Problem to solve: Extract every entry word for word.

Input data:
--*--

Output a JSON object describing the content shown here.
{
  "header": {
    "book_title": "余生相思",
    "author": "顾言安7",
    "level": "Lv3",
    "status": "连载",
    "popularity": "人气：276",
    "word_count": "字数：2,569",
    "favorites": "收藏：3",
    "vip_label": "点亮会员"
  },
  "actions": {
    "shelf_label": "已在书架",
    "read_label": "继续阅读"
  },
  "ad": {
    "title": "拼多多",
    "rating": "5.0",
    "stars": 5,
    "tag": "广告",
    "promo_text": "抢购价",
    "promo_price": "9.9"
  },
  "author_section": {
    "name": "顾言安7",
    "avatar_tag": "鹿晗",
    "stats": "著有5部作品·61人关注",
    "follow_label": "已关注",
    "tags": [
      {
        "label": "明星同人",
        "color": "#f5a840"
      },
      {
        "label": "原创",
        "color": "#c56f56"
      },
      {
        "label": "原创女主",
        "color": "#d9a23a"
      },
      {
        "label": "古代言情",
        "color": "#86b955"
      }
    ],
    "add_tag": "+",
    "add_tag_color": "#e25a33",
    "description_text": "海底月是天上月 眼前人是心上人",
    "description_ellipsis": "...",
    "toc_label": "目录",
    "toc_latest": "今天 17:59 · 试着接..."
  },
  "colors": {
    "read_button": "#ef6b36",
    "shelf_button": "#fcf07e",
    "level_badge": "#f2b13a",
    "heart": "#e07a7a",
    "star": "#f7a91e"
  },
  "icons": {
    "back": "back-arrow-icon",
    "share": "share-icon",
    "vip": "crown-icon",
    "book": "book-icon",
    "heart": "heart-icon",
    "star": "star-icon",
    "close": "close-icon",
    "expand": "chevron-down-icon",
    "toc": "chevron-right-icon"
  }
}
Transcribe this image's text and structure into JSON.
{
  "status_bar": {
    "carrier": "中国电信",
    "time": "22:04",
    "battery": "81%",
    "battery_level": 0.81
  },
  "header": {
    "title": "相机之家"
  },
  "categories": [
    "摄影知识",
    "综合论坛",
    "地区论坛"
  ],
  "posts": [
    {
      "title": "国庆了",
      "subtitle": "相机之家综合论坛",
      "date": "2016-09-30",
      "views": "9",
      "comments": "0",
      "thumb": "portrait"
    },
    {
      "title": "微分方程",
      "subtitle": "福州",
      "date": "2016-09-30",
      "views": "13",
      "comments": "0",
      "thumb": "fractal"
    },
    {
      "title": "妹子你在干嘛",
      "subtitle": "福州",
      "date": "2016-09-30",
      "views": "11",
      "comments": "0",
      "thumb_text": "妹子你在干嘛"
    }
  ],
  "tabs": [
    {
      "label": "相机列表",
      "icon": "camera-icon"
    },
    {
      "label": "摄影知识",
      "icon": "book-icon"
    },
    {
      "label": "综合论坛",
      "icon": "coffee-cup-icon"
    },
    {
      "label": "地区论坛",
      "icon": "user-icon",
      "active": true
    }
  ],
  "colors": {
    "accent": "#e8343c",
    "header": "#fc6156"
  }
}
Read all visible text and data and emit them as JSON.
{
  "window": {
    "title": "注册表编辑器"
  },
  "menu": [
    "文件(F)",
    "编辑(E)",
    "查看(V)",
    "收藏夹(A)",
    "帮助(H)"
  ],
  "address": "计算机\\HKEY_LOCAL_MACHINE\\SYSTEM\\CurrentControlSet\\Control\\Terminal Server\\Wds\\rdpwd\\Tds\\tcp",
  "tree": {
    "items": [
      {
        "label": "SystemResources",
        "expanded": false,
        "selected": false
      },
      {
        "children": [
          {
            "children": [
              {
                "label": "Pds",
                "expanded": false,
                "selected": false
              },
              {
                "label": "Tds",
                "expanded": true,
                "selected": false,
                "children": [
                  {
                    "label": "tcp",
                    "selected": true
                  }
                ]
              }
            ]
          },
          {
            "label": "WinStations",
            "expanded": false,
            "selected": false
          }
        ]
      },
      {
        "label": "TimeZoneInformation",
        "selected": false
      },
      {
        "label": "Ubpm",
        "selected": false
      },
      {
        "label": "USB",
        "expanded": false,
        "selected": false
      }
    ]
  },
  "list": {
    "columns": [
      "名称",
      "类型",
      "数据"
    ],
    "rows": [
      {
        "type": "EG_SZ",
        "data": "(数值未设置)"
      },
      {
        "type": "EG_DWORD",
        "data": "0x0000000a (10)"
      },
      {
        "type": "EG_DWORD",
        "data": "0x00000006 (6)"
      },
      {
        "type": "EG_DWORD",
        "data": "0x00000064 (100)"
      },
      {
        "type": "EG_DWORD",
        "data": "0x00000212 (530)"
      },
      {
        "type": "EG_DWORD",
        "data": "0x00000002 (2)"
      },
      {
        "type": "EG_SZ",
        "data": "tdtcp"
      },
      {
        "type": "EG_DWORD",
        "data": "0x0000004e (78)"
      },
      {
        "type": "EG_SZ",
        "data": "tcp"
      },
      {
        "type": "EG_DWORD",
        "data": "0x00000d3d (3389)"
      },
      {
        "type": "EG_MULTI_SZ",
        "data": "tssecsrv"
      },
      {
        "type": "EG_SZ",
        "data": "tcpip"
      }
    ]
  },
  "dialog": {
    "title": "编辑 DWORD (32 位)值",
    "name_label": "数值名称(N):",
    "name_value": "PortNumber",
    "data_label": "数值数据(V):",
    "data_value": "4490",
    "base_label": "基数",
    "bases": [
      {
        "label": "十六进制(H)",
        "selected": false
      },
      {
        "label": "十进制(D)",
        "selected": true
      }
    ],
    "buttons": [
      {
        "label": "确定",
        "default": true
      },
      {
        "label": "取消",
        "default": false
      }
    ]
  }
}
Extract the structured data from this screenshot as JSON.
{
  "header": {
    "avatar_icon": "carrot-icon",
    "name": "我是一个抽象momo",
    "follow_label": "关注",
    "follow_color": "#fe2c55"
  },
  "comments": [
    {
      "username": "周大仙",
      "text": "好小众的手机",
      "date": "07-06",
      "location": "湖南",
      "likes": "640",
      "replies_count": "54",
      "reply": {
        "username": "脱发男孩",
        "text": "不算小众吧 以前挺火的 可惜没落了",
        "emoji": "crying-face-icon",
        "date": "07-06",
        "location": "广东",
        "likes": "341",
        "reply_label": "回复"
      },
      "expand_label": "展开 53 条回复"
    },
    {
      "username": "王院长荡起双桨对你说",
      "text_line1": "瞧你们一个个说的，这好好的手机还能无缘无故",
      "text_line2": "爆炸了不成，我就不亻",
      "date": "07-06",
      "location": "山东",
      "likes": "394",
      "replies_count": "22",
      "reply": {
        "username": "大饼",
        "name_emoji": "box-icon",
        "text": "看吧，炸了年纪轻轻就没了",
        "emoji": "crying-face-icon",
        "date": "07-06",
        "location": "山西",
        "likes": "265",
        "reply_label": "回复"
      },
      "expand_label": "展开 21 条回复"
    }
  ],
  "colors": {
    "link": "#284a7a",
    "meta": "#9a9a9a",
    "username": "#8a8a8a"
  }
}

--*--

Task response:
Output a JSON object describing the content shown here.
{
  "header": {
    "book_title": "余生相思",
    "author": "顾言安7",
    "level": "Lv3",
    "status": "连载",
    "popularity": "人气：276",
    "word_count": "字数：2,569",
    "favorites": "收藏：3",
    "vip_label": "点亮会员"
  },
  "actions": {
    "shelf_label": "已在书架",
    "read_label": "继续阅读"
  },
  "ad": {
    "title": "拼多多",
    "rating": "5.0",
    "stars": 5,
    "tag": "广告",
    "promo_text": "抢购价",
    "promo_price": "9.9"
  },
  "author_section": {
    "name": "顾言安7",
    "avatar_tag": "鹿晗",
    "stats": "著有5部作品·61人关注",
    "follow_label": "已关注",
    "tags": [
      {
        "label": "明星同人",
        "color": "#f5a840"
      },
      {
        "label": "原创",
        "color": "#c56f56"
      },
      {
        "label": "原创女主",
        "color": "#d9a23a"
      },
      {
        "label": "古代言情",
        "color": "#86b955"
      }
    ],
    "add_tag": "+",
    "add_tag_color": "#e25a33",
    "description_text": "海底月是天上月 眼前人是心上人",
    "description_ellipsis": "...",
    "toc_label": "目录",
    "toc_latest": "今天 17:59 · 试着接..."
  },
  "colors": {
    "read_button": "#ef6b36",
    "shelf_button": "#fcf07e",
    "level_badge": "#f2b13a",
    "heart": "#e07a7a",
    "star": "#f7a91e"
  },
  "icons": {
    "back": "back-arrow-icon",
    "share": "share-icon",
    "vip": "crown-icon",
    "book": "book-icon",
    "heart": "heart-icon",
    "star": "star-icon",
    "close": "close-icon",
    "expand": "chevron-down-icon",
    "toc": "chevron-right-icon"
  }
}
Transcribe this image's text and structure into JSON.
{
  "status_bar": {
    "carrier": "中国电信",
    "time": "22:04",
    "battery": "81%",
    "battery_level": 0.81
  },
  "header": {
    "title": "相机之家"
  },
  "categories": [
    "摄影知识",
    "综合论坛",
    "地区论坛"
  ],
  "posts": [
    {
      "title": "国庆了",
      "subtitle": "相机之家综合论坛",
      "date": "2016-09-30",
      "views": "9",
      "comments": "0",
      "thumb": "portrait"
    },
    {
      "title": "微分方程",
      "subtitle": "福州",
      "date": "2016-09-30",
      "views": "13",
      "comments": "0",
      "thumb": "fractal"
    },
    {
      "title": "妹子你在干嘛",
      "subtitle": "福州",
      "date": "2016-09-30",
      "views": "11",
      "comments": "0",
      "thumb_text": "妹子你在干嘛"
    }
  ],
  "tabs": [
    {
      "label": "相机列表",
      "icon": "camera-icon"
    },
    {
      "label": "摄影知识",
      "icon": "book-icon"
    },
    {
      "label": "综合论坛",
      "icon": "coffee-cup-icon"
    },
    {
      "label": "地区论坛",
      "icon": "user-icon",
      "active": true
    }
  ],
  "colors": {
    "accent": "#e8343c",
    "header": "#fc6156"
  }
}
Read all visible text and data and emit them as JSON.
{
  "window": {
    "title": "注册表编辑器"
  },
  "menu": [
    "文件(F)",
    "编辑(E)",
    "查看(V)",
    "收藏夹(A)",
    "帮助(H)"
  ],
  "address": "计算机\\HKEY_LOCAL_MACHINE\\SYSTEM\\CurrentControlSet\\Control\\Terminal Server\\Wds\\rdpwd\\Tds\\tcp",
  "tree": {
    "items": [
      {
        "label": "SystemResources",
        "expanded": false,
        "selected": false
      },
      {
        "children": [
          {
            "children": [
              {
                "label": "Pds",
                "expanded": false,
                "selected": false
              },
              {
                "label": "Tds",
                "expanded": true,
                "selected": false,
                "children": [
                  {
                    "label": "tcp",
                    "selected": true
                  }
                ]
              }
            ]
          },
          {
            "label": "WinStations",
            "expanded": false,
            "selected": false
          }
        ]
      },
      {
        "label": "TimeZoneInformation",
        "selected": false
      },
      {
        "label": "Ubpm",
        "selected": false
      },
      {
        "label": "USB",
        "expanded": false,
        "selected": false
      }
    ]
  },
  "list": {
    "columns": [
      "名称",
      "类型",
      "数据"
    ],
    "rows": [
      {
        "type": "EG_SZ",
        "data": "(数值未设置)"
      },
      {
        "type": "EG_DWORD",
        "data": "0x0000000a (10)"
      },
      {
        "type": "EG_DWORD",
        "data": "0x00000006 (6)"
      },
      {
        "type": "EG_DWORD",
        "data": "0x00000064 (100)"
      },
      {
        "type": "EG_DWORD",
        "data": "0x00000212 (530)"
      },
      {
        "type": "EG_DWORD",
        "data": "0x00000002 (2)"
      },
      {
        "type": "EG_SZ",
        "data": "tdtcp"
      },
      {
        "type": "EG_DWORD",
        "data": "0x0000004e (78)"
      },
      {
        "type": "EG_SZ",
        "data": "tcp"
      },
      {
        "type": "EG_DWORD",
        "data": "0x00000d3d (3389)"
      },
      {
        "type": "EG_MULTI_SZ",
        "data": "tssecsrv"
      },
      {
        "type": "EG_SZ",
        "data": "tcpip"
      }
    ]
  },
  "dialog": {
    "title": "编辑 DWORD (32 位)值",
    "name_label": "数值名称(N):",
    "name_value": "PortNumber",
    "data_label": "数值数据(V):",
    "data_value": "4490",
    "base_label": "基数",
    "bases": [
      {
        "label": "十六进制(H)",
        "selected": false
      },
      {
        "label": "十进制(D)",
        "selected": true
      }
    ],
    "buttons": [
      {
        "label": "确定",
        "default": true
      },
      {
        "label": "取消",
        "default": false
      }
    ]
  }
}
Extract the structured data from this screenshot as JSON.
{
  "header": {
    "avatar_icon": "carrot-icon",
    "name": "我是一个抽象momo",
    "follow_label": "关注",
    "follow_color": "#fe2c55"
  },
  "comments": [
    {
      "username": "周大仙",
      "text": "好小众的手机",
      "date": "07-06",
      "location": "湖南",
      "likes": "640",
      "replies_count": "54",
      "reply": {
        "username": "脱发男孩",
        "text": "不算小众吧 以前挺火的 可惜没落了",
        "emoji": "crying-face-icon",
        "date": "07-06",
        "location": "广东",
        "likes": "341",
        "reply_label": "回复"
      },
      "expand_label": "展开 53 条回复"
    },
    {
      "username": "王院长荡起双桨对你说",
      "text_line1": "瞧你们一个个说的，这好好的手机还能无缘无故",
      "text_line2": "爆炸了不成，我就不亻",
      "date": "07-06",
      "location": "山东",
      "likes": "394",
      "replies_count": "22",
      "reply": {
        "username": "大饼",
        "name_emoji": "box-icon",
        "text": "看吧，炸了年纪轻轻就没了",
        "emoji": "crying-face-icon",
        "date": "07-06",
        "location": "山西",
        "likes": "265",
        "reply_label": "回复"
      },
      "expand_label": "展开 21 条回复"
    }
  ],
  "colors": {
    "link": "#284a7a",
    "meta": "#9a9a9a",
    "username": "#8a8a8a"
  }
}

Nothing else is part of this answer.